*Challenge*. Can you output the records below exactly as they are written?

# start of Listing

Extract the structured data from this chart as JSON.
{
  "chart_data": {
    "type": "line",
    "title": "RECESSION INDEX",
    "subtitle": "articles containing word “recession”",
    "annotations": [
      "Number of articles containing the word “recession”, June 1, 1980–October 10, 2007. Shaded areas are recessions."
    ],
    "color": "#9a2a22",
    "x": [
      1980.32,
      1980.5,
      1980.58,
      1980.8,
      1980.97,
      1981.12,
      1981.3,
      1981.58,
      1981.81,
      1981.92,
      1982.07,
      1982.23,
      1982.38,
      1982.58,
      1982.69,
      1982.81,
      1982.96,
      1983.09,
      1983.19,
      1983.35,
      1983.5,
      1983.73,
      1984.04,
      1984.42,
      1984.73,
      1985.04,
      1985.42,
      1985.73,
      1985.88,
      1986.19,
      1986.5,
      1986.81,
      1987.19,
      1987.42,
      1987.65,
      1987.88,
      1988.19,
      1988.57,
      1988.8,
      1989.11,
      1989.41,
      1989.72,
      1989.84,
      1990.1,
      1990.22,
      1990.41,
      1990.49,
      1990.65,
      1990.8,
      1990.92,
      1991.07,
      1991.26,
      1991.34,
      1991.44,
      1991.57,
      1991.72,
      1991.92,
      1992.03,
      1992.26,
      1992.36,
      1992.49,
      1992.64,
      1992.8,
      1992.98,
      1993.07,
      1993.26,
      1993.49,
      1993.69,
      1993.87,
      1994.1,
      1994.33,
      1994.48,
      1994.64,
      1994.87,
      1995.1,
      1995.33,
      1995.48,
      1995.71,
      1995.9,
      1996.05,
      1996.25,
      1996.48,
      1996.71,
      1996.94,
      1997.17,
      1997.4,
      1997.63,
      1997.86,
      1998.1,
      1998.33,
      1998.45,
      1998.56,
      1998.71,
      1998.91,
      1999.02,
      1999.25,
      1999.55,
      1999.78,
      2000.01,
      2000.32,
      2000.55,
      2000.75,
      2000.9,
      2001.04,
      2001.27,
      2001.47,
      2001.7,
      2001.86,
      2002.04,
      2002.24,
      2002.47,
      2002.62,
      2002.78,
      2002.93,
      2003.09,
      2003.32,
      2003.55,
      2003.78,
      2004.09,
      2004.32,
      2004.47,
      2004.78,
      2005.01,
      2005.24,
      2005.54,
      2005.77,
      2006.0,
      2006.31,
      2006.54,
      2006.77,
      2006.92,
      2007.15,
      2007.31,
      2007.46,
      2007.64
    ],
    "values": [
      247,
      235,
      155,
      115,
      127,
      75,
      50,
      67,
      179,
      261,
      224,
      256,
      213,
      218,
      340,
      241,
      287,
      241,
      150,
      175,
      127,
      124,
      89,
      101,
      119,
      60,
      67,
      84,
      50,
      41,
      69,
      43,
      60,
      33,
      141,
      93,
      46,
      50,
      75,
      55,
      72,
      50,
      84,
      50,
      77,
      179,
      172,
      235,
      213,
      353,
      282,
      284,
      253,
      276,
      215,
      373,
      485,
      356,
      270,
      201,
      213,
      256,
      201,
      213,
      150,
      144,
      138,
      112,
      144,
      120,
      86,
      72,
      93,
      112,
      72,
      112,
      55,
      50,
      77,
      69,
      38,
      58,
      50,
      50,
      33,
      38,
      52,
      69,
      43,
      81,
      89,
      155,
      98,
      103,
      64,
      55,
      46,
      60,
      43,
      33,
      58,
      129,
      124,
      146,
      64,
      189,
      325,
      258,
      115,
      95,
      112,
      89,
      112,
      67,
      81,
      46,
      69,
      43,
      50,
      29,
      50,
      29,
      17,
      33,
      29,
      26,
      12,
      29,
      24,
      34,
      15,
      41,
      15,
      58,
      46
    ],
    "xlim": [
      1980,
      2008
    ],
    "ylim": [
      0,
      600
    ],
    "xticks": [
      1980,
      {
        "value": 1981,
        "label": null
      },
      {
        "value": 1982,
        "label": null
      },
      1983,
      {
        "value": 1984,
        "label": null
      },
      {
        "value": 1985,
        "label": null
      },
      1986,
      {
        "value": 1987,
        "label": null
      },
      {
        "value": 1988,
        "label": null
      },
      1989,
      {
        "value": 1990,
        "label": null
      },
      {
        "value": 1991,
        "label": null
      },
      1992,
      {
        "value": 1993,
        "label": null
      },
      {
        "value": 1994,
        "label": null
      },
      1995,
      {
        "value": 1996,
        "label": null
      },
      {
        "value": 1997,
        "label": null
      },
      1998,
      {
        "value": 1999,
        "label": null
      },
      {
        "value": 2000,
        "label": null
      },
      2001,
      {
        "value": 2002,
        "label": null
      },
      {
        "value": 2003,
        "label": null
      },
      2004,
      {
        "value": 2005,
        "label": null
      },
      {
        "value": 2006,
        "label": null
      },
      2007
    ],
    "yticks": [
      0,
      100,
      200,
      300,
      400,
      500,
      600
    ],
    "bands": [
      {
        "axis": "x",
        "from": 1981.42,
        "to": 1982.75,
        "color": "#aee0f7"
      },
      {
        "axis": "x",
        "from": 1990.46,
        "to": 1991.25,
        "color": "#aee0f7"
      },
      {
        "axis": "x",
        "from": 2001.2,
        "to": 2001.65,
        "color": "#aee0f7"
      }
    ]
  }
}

# end of Listing

*Written answer*.
Extract the structured data from this chart as JSON.
{
  "chart_data": {
    "type": "line",
    "title": "RECESSION INDEX",
    "subtitle": "articles containing word “recession”",
    "annotations": [
      "Number of articles containing the word “recession”, June 1, 1980–October 10, 2007. Shaded areas are recessions."
    ],
    "color": "#9a2a22",
    "x": [
      1980.32,
      1980.5,
      1980.58,
      1980.8,
      1980.97,
      1981.12,
      1981.3,
      1981.58,
      1981.81,
      1981.92,
      1982.07,
      1982.23,
      1982.38,
      1982.58,
      1982.69,
      1982.81,
      1982.96,
      1983.09,
      1983.19,
      1983.35,
      1983.5,
      1983.73,
      1984.04,
      1984.42,
      1984.73,
      1985.04,
      1985.42,
      1985.73,
      1985.88,
      1986.19,
      1986.5,
      1986.81,
      1987.19,
      1987.42,
      1987.65,
      1987.88,
      1988.19,
      1988.57,
      1988.8,
      1989.11,
      1989.41,
      1989.72,
      1989.84,
      1990.1,
      1990.22,
      1990.41,
      1990.49,
      1990.65,
      1990.8,
      1990.92,
      1991.07,
      1991.26,
      1991.34,
      1991.44,
      1991.57,
      1991.72,
      1991.92,
      1992.03,
      1992.26,
      1992.36,
      1992.49,
      1992.64,
      1992.8,
      1992.98,
      1993.07,
      1993.26,
      1993.49,
      1993.69,
      1993.87,
      1994.1,
      1994.33,
      1994.48,
      1994.64,
      1994.87,
      1995.1,
      1995.33,
      1995.48,
      1995.71,
      1995.9,
      1996.05,
      1996.25,
      1996.48,
      1996.71,
      1996.94,
      1997.17,
      1997.4,
      1997.63,
      1997.86,
      1998.1,
      1998.33,
      1998.45,
      1998.56,
      1998.71,
      1998.91,
      1999.02,
      1999.25,
      1999.55,
      1999.78,
      2000.01,
      2000.32,
      2000.55,
      2000.75,
      2000.9,
      2001.04,
      2001.27,
      2001.47,
      2001.7,
      2001.86,
      2002.04,
      2002.24,
      2002.47,
      2002.62,
      2002.78,
      2002.93,
      2003.09,
      2003.32,
      2003.55,
      2003.78,
      2004.09,
      2004.32,
      2004.47,
      2004.78,
      2005.01,
      2005.24,
      2005.54,
      2005.77,
      2006.0,
      2006.31,
      2006.54,
      2006.77,
      2006.92,
      2007.15,
      2007.31,
      2007.46,
      2007.64
    ],
    "values": [
      247,
      235,
      155,
      115,
      127,
      75,
      50,
      67,
      179,
      261,
      224,
      256,
      213,
      218,
      340,
      241,
      287,
      241,
      150,
      175,
      127,
      124,
      89,
      101,
      119,
      60,
      67,
      84,
      50,
      41,
      69,
      43,
      60,
      33,
      141,
      93,
      46,
      50,
      75,
      55,
      72,
      50,
      84,
      50,
      77,
      179,
      172,
      235,
      213,
      353,
      282,
      284,
      253,
      276,
      215,
      373,
      485,
      356,
      270,
      201,
      213,
      256,
      201,
      213,
      150,
      144,
      138,
      112,
      144,
      120,
      86,
      72,
      93,
      112,
      72,
      112,
      55,
      50,
      77,
      69,
      38,
      58,
      50,
      50,
      33,
      38,
      52,
      69,
      43,
      81,
      89,
      155,
      98,
      103,
      64,
      55,
      46,
      60,
      43,
      33,
      58,
      129,
      124,
      146,
      64,
      189,
      325,
      258,
      115,
      95,
      112,
      89,
      112,
      67,
      81,
      46,
      69,
      43,
      50,
      29,
      50,
      29,
      17,
      33,
      29,
      26,
      12,
      29,
      24,
      34,
      15,
      41,
      15,
      58,
      46
    ],
    "xlim": [
      1980,
      2008
    ],
    "ylim": [
      0,
      600
    ],
    "xticks": [
      1980,
      {
        "value": 1981,
        "label": null
      },
      {
        "value": 1982,
        "label": null
      },
      1983,
      {
        "value": 1984,
        "label": null
      },
      {
        "value": 1985,
        "label": null
      },
      1986,
      {
        "value": 1987,
        "label": null
      },
      {
        "value": 1988,
        "label": null
      },
      1989,
      {
        "value": 1990,
        "label": null
      },
      {
        "value": 1991,
        "label": null
      },
      1992,
      {
        "value": 1993,
        "label": null
      },
      {
        "value": 1994,
        "label": null
      },
      1995,
      {
        "value": 1996,
        "label": null
      },
      {
        "value": 1997,
        "label": null
      },
      1998,
      {
        "value": 1999,
        "label": null
      },
      {
        "value": 2000,
        "label": null
      },
      2001,
      {
        "value": 2002,
        "label": null
      },
      {
        "value": 2003,
        "label": null
      },
      2004,
      {
        "value": 2005,
        "label": null
      },
      {
        "value": 2006,
        "label": null
      },
      2007
    ],
    "yticks": [
      0,
      100,
      200,
      300,
      400,
      500,
      600
    ],
    "bands": [
      {
        "axis": "x",
        "from": 1981.42,
        "to": 1982.75,
        "color": "#aee0f7"
      },
      {
        "axis": "x",
        "from": 1990.46,
        "to": 1991.25,
        "color": "#aee0f7"
      },
      {
        "axis": "x",
        "from": 2001.2,
        "to": 2001.65,
        "color": "#aee0f7"
      }
    ]
  }
}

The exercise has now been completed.